### PROMPT
The listing below must be repeated word for word, with its images excluded.

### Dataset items
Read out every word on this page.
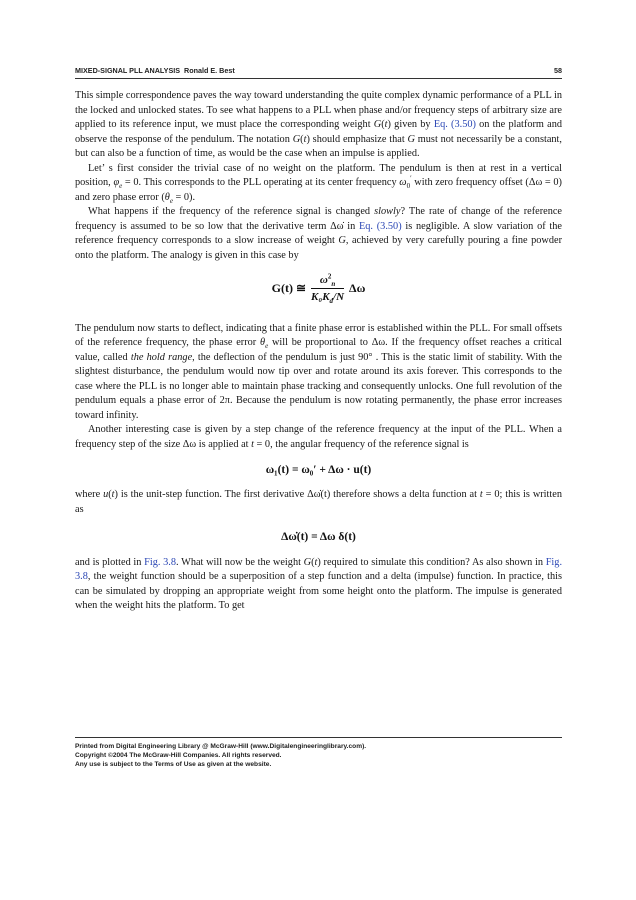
MIXED-SIGNAL PLL ANALYSIS Ronald E. Best	58

This simple correspondence paves the way toward understanding the quite complex dynamic performance of a PLL in the locked and unlocked states. To see what happens to a PLL when phase and/or frequency steps of arbitrary size are applied to its reference input, we must place the corresponding weight G(t) given by Eq. (3.50) on the platform and observe the response of the pendulum. The notation G(t) should emphasize that G must not necessarily be a constant, but can also be a function of time, as would be the case when an impulse is applied.

Let’ s first consider the trivial case of no weight on the platform. The pendulum is then at rest in a vertical position, $\varphi_e = 0$. This corresponds to the PLL operating at its center frequency $\omega_0'$ with zero frequency offset (Δω = 0) and zero phase error $(\theta_e = 0)$.

What happens if the frequency of the reference signal is changed slowly? The rate of change of the reference frequency is assumed to be so low that the derivative term Δω̇ in Eq. (3.50) is negligible. A slow variation of the reference frequency corresponds to a slow increase of weight G, achieved by very carefully pouring a fine powder onto the platform. The analogy is given in this case by

G(t) ≅ $\frac{\omega^2_n}{K_0K_d/N}$ Δω

The pendulum now starts to deflect, indicating that a finite phase error is established within the PLL. For small offsets of the reference frequency, the phase error $\theta_e$ will be proportional to Δω. If the frequency offset reaches a critical value, called the hold range, the deflection of the pendulum is just 90° . This is the static limit of stability. With the slightest disturbance, the pendulum would now tip over and rotate around its axis forever. This corresponds to the case where the PLL is no longer able to maintain phase tracking and consequently unlocks. One full revolution of the pendulum equals a phase error of 2π. Because the pendulum is now rotating permanently, the phase error increases toward infinity.

Another interesting case is given by a step change of the reference frequency at the input of the PLL. When a frequency step of the size Δω is applied at t = 0, the angular frequency of the reference signal is

ω₁(t) = ω₀′ + Δω · u(t)

where u(t) is the unit-step function. The first derivative Δω̇(t) therefore shows a delta function at t = 0; this is written as

Δω̇(t) = Δω δ(t)

and is plotted in Fig. 3.8. What will now be the weight G(t) required to simulate this condition? As also shown in Fig. 3.8, the weight function should be a superposition of a step function and a delta (impulse) function. In practice, this can be simulated by dropping an appropriate weight from some height onto the platform. The impulse is generated when the weight hits the platform. To get

Printed from Digital Engineering Library @ McGraw-Hill (www.Digitalengineeringlibrary.com).
Copyright ©2004 The McGraw-Hill Companies. All rights reserved.
Any use is subject to the Terms of Use as given at the website.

### THE ANSWER
Read out every word on this page.
MIXED-SIGNAL PLL ANALYSIS Ronald E. Best	58

This simple correspondence paves the way toward understanding the quite complex dynamic performance of a PLL in the locked and unlocked states. To see what happens to a PLL when phase and/or frequency steps of arbitrary size are applied to its reference input, we must place the corresponding weight G(t) given by Eq. (3.50) on the platform and observe the response of the pendulum. The notation G(t) should emphasize that G must not necessarily be a constant, but can also be a function of time, as would be the case when an impulse is applied.

Let’ s first consider the trivial case of no weight on the platform. The pendulum is then at rest in a vertical position, $\varphi_e = 0$. This corresponds to the PLL operating at its center frequency $\omega_0'$ with zero frequency offset (Δω = 0) and zero phase error $(\theta_e = 0)$.

What happens if the frequency of the reference signal is changed slowly? The rate of change of the reference frequency is assumed to be so low that the derivative term Δω̇ in Eq. (3.50) is negligible. A slow variation of the reference frequency corresponds to a slow increase of weight G, achieved by very carefully pouring a fine powder onto the platform. The analogy is given in this case by

G(t) ≅ $\frac{\omega^2_n}{K_0K_d/N}$ Δω

The pendulum now starts to deflect, indicating that a finite phase error is established within the PLL. For small offsets of the reference frequency, the phase error $\theta_e$ will be proportional to Δω. If the frequency offset reaches a critical value, called the hold range, the deflection of the pendulum is just 90° . This is the static limit of stability. With the slightest disturbance, the pendulum would now tip over and rotate around its axis forever. This corresponds to the case where the PLL is no longer able to maintain phase tracking and consequently unlocks. One full revolution of the pendulum equals a phase error of 2π. Because the pendulum is now rotating permanently, the phase error increases toward infinity.

Another interesting case is given by a step change of the reference frequency at the input of the PLL. When a frequency step of the size Δω is applied at t = 0, the angular frequency of the reference signal is

ω₁(t) = ω₀′ + Δω · u(t)

where u(t) is the unit-step function. The first derivative Δω̇(t) therefore shows a delta function at t = 0; this is written as

Δω̇(t) = Δω δ(t)

and is plotted in Fig. 3.8. What will now be the weight G(t) required to simulate this condition? As also shown in Fig. 3.8, the weight function should be a superposition of a step function and a delta (impulse) function. In practice, this can be simulated by dropping an appropriate weight from some height onto the platform. The impulse is generated when the weight hits the platform. To get

Printed from Digital Engineering Library @ McGraw-Hill (www.Digitalengineeringlibrary.com).
Copyright ©2004 The McGraw-Hill Companies. All rights reserved.
Any use is subject to the Terms of Use as given at the website.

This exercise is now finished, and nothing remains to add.